=== Data records ===
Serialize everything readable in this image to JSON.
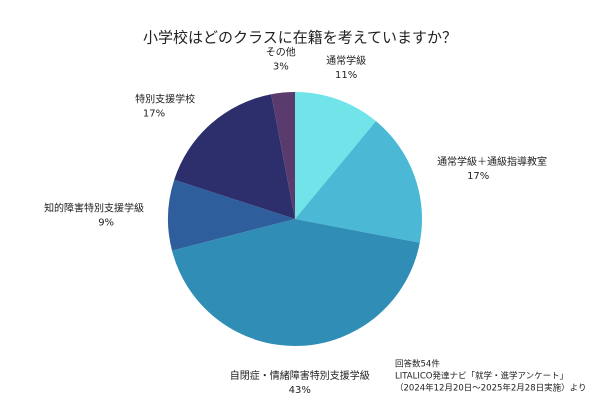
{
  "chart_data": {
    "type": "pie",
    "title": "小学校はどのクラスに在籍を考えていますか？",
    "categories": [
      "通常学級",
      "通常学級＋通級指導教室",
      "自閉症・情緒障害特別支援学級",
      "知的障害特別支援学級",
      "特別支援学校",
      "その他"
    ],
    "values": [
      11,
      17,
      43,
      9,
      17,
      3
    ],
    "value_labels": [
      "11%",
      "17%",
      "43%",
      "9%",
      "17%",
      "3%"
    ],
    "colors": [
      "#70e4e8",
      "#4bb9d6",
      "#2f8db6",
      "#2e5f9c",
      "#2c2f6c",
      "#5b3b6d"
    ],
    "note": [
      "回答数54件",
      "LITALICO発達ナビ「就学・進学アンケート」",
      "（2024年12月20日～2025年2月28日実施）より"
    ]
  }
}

=== Exercise instructions ===
All of the lines above should be retyped precisely, apart from the pictures.

=== Task answer ===
Serialize everything readable in this image to JSON.
{
  "chart_data": {
    "type": "pie",
    "title": "小学校はどのクラスに在籍を考えていますか？",
    "categories": [
      "通常学級",
      "通常学級＋通級指導教室",
      "自閉症・情緒障害特別支援学級",
      "知的障害特別支援学級",
      "特別支援学校",
      "その他"
    ],
    "values": [
      11,
      17,
      43,
      9,
      17,
      3
    ],
    "value_labels": [
      "11%",
      "17%",
      "43%",
      "9%",
      "17%",
      "3%"
    ],
    "colors": [
      "#70e4e8",
      "#4bb9d6",
      "#2f8db6",
      "#2e5f9c",
      "#2c2f6c",
      "#5b3b6d"
    ],
    "note": [
      "回答数54件",
      "LITALICO発達ナビ「就学・進学アンケート」",
      "（2024年12月20日～2025年2月28日実施）より"
    ]
  }
}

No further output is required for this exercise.